[Given instruction]: Report how many lines of these entries hold the string "学生回答"; reply with the number alone.

Data excerpts
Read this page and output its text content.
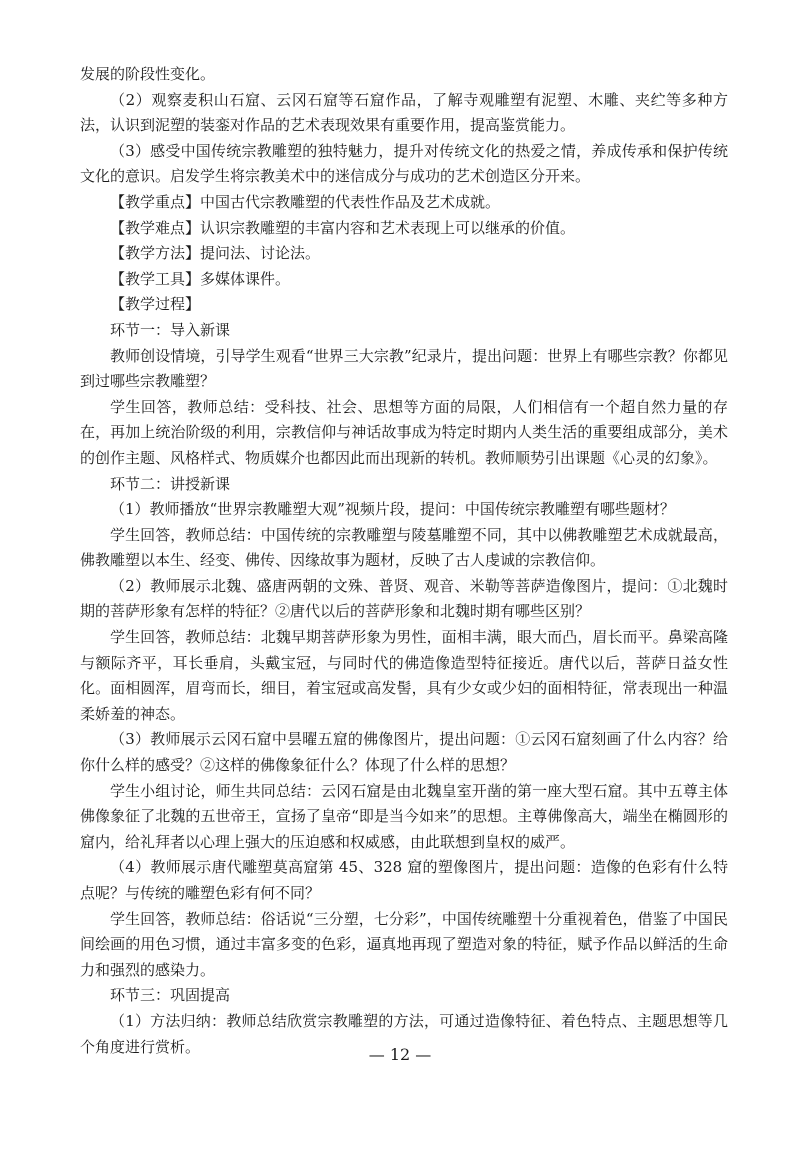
发展的阶段性变化。

（2）观察麦积山石窟、云冈石窟等石窟作品，了解寺观雕塑有泥塑、木雕、夹纻等多种方法，认识到泥塑的装銮对作品的艺术表现效果有重要作用，提高鉴赏能力。

（3）感受中国传统宗教雕塑的独特魅力，提升对传统文化的热爱之情，养成传承和保护传统文化的意识。启发学生将宗教美术中的迷信成分与成功的艺术创造区分开来。

【教学重点】中国古代宗教雕塑的代表性作品及艺术成就。

【教学难点】认识宗教雕塑的丰富内容和艺术表现上可以继承的价值。

【教学方法】提问法、讨论法。

【教学工具】多媒体课件。

【教学过程】

环节一：导入新课

教师创设情境，引导学生观看“世界三大宗教”纪录片，提出问题：世界上有哪些宗教？你都见到过哪些宗教雕塑？

学生回答，教师总结：受科技、社会、思想等方面的局限，人们相信有一个超自然力量的存在，再加上统治阶级的利用，宗教信仰与神话故事成为特定时期内人类生活的重要组成部分，美术的创作主题、风格样式、物质媒介也都因此而出现新的转机。教师顺势引出课题《心灵的幻象》。

环节二：讲授新课

（1）教师播放“世界宗教雕塑大观”视频片段，提问：中国传统宗教雕塑有哪些题材？

学生回答，教师总结：中国传统的宗教雕塑与陵墓雕塑不同，其中以佛教雕塑艺术成就最高，佛教雕塑以本生、经变、佛传、因缘故事为题材，反映了古人虔诚的宗教信仰。

（2）教师展示北魏、盛唐两朝的文殊、普贤、观音、米勒等菩萨造像图片，提问：①北魏时期的菩萨形象有怎样的特征？②唐代以后的菩萨形象和北魏时期有哪些区别？

学生回答，教师总结：北魏早期菩萨形象为男性，面相丰满，眼大而凸，眉长而平。鼻梁高隆与额际齐平，耳长垂肩，头戴宝冠，与同时代的佛造像造型特征接近。唐代以后，菩萨日益女性化。面相圆浑，眉弯而长，细目，着宝冠或高发髻，具有少女或少妇的面相特征，常表现出一种温柔娇羞的神态。

（3）教师展示云冈石窟中昙曜五窟的佛像图片，提出问题：①云冈石窟刻画了什么内容？给你什么样的感受？②这样的佛像象征什么？体现了什么样的思想？

学生小组讨论，师生共同总结：云冈石窟是由北魏皇室开凿的第一座大型石窟。其中五尊主体佛像象征了北魏的五世帝王，宣扬了皇帝“即是当今如来”的思想。主尊佛像高大，端坐在椭圆形的窟内，给礼拜者以心理上强大的压迫感和权威感，由此联想到皇权的威严。

（4）教师展示唐代雕塑莫高窟第 45、328 窟的塑像图片，提出问题：造像的色彩有什么特点呢？与传统的雕塑色彩有何不同？

学生回答，教师总结：俗话说“三分塑，七分彩”，中国传统雕塑十分重视着色，借鉴了中国民间绘画的用色习惯，通过丰富多变的色彩，逼真地再现了塑造对象的特征，赋予作品以鲜活的生命力和强烈的感染力。

环节三：巩固提高

（1）方法归纳：教师总结欣赏宗教雕塑的方法，可通过造像特征、着色特点、主题思想等几个角度进行赏析。	— 12 —
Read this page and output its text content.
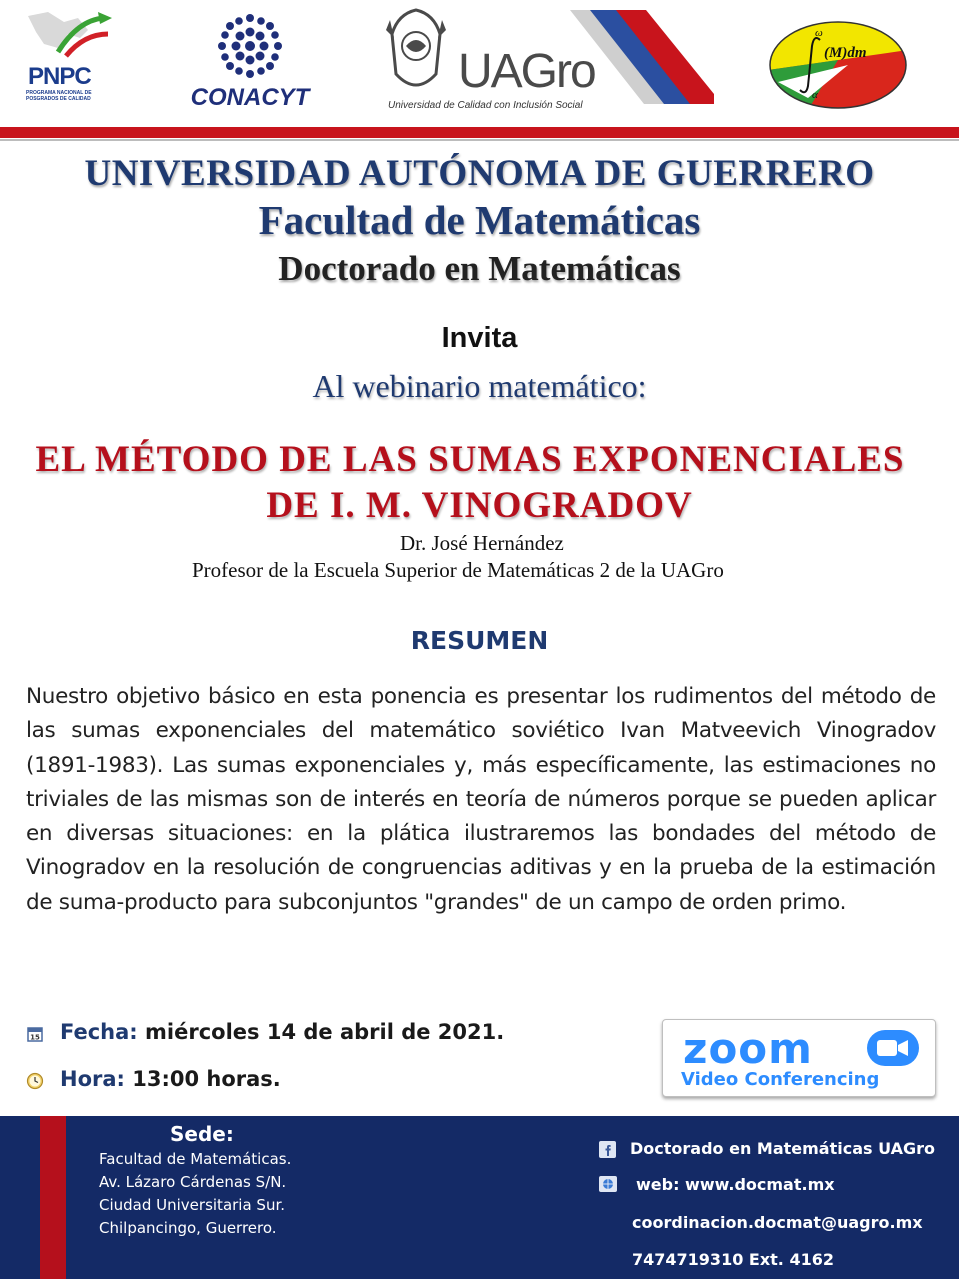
PNPC
PROGRAMA NACIONAL DE POSGRADOS DE CALIDAD	CONACYT	UAGro
Universidad de Calidad con Inclusión Social
ω
(M)dm
α
UNIVERSIDAD AUTÓNOMA DE GUERRERO
Facultad de Matemáticas
Doctorado en Matemáticas
Invita
Al webinario matemático:
EL MÉTODO DE LAS SUMAS EXPONENCIALES
DE I. M. VINOGRADOV
Dr. José Hernández
Profesor de la Escuela Superior de Matemáticas 2 de la UAGro
RESUMEN
Nuestro objetivo básico en esta ponencia es presentar los rudimentos del método de las sumas exponenciales del matemático soviético Ivan Matveevich Vinogradov (1891-1983). Las sumas exponenciales y, más específicamente, las estimaciones no triviales de las mismas son de interés en teoría de números porque se pueden aplicar en diversas situaciones: en la plática ilustraremos las bondades del método de Vinogradov en la resolución de congruencias aditivas y en la prueba de la estimación de suma-producto para subconjuntos "grandes" de un campo de orden primo.
15 Fecha: miércoles 14 de abril de 2021.
Hora: 13:00 horas.
zoom
Video Conferencing
Sede:
Facultad de Matemáticas.
Av. Lázaro Cárdenas S/N.
Ciudad Universitaria Sur.
Chilpancingo, Guerrero.
Doctorado en Matemáticas UAGro
web: www.docmat.mx
coordinacion.docmat@uagro.mx
7474719310 Ext. 4162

[Solution to this task]: 4